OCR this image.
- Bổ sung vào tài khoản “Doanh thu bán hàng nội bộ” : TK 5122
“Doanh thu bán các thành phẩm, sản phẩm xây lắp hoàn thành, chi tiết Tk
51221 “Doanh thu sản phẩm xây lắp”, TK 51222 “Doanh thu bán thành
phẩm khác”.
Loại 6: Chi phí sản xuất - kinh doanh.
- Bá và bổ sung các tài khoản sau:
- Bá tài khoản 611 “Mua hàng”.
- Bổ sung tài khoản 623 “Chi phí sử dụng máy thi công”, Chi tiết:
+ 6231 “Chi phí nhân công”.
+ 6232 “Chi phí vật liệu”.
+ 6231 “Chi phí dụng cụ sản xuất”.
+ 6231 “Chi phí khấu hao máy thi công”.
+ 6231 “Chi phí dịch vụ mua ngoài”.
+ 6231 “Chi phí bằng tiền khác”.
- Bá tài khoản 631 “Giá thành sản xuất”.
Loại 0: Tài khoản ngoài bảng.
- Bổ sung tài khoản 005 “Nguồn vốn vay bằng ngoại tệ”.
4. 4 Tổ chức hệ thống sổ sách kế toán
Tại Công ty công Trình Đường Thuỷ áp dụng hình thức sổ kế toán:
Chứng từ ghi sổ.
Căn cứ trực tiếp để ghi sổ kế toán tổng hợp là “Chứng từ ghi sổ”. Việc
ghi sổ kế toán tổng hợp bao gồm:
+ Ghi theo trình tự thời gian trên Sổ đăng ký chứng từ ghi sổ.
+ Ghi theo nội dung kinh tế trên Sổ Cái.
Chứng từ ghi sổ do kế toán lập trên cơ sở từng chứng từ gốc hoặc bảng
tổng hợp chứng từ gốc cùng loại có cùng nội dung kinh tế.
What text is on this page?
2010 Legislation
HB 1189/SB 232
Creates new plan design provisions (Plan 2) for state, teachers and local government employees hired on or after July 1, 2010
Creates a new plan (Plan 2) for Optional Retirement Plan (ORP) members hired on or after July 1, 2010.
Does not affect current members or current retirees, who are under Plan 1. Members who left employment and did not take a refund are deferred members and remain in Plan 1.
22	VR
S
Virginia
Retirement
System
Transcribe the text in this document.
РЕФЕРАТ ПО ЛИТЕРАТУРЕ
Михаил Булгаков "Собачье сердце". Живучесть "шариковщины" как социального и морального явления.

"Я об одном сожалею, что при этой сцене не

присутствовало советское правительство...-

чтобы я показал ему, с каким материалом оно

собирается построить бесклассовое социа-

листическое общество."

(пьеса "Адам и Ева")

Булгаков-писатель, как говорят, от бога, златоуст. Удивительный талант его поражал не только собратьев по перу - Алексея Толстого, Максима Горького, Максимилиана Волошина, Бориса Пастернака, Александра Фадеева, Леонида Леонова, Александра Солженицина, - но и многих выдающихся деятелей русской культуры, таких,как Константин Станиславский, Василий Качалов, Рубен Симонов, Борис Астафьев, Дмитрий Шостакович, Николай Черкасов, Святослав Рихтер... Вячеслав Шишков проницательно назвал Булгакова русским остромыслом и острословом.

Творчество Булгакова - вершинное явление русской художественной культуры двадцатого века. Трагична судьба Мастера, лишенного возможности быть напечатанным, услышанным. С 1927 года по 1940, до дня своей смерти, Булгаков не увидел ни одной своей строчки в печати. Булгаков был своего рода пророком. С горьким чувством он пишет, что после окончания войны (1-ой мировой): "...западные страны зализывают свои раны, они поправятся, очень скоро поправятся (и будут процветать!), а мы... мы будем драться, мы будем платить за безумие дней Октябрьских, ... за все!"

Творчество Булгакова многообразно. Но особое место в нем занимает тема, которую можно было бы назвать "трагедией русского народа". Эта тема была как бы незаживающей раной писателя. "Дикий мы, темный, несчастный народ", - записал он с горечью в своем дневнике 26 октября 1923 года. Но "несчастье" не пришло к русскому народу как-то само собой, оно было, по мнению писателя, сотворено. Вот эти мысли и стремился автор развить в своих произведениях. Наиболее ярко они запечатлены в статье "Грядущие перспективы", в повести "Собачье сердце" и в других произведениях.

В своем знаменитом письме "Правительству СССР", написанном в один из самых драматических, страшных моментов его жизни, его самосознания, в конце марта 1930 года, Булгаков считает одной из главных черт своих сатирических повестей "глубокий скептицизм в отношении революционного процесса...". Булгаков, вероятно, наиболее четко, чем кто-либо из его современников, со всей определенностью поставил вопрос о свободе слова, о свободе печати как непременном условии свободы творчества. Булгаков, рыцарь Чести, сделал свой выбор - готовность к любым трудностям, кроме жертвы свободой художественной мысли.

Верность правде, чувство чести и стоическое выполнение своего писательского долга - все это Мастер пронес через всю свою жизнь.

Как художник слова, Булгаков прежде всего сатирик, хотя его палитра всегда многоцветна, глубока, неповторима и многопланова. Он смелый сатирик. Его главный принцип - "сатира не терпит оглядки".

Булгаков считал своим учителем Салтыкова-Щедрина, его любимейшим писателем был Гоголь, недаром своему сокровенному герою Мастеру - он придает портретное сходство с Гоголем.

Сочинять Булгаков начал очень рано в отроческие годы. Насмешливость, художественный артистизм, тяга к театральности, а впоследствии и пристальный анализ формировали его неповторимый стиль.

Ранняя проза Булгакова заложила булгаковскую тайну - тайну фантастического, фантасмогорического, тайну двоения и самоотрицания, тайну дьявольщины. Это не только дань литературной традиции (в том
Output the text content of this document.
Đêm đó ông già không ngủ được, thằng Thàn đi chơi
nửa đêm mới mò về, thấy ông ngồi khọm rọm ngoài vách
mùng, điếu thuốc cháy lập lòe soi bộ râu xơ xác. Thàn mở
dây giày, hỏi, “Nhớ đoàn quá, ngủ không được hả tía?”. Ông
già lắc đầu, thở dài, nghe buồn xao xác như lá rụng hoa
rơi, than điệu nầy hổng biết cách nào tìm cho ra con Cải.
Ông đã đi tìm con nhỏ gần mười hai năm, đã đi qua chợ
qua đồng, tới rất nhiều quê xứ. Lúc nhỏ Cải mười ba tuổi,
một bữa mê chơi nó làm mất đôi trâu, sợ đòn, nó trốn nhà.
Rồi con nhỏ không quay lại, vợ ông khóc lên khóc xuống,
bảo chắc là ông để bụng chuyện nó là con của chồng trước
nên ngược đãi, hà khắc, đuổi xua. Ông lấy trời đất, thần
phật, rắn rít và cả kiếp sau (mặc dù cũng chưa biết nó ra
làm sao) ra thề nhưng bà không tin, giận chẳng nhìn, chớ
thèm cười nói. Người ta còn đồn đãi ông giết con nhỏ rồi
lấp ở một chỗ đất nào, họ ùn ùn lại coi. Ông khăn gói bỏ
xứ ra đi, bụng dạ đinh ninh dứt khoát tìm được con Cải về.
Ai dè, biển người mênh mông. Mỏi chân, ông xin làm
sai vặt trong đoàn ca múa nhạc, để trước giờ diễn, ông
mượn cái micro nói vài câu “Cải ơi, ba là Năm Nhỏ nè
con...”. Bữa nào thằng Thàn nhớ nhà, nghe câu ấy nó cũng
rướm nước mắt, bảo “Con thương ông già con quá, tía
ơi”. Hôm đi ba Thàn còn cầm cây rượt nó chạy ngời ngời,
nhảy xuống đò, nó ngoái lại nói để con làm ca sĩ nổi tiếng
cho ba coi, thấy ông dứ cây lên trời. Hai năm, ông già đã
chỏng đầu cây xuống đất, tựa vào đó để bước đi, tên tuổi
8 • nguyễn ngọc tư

_Brief:_ Look for the word "toán" in every line of the listing and copy the lines that have it.

_Task response:_
4. 4 Tổ chức hệ thống sổ sách kế toán
Tại Công ty công Trình Đường Thuỷ áp dụng hình thức sổ kế toán:
Căn cứ trực tiếp để ghi sổ kế toán tổng hợp là “Chứng từ ghi sổ”. Việc
ghi sổ kế toán tổng hợp bao gồm:
Chứng từ ghi sổ do kế toán lập trên cơ sở từng chứng từ gốc hoặc bảng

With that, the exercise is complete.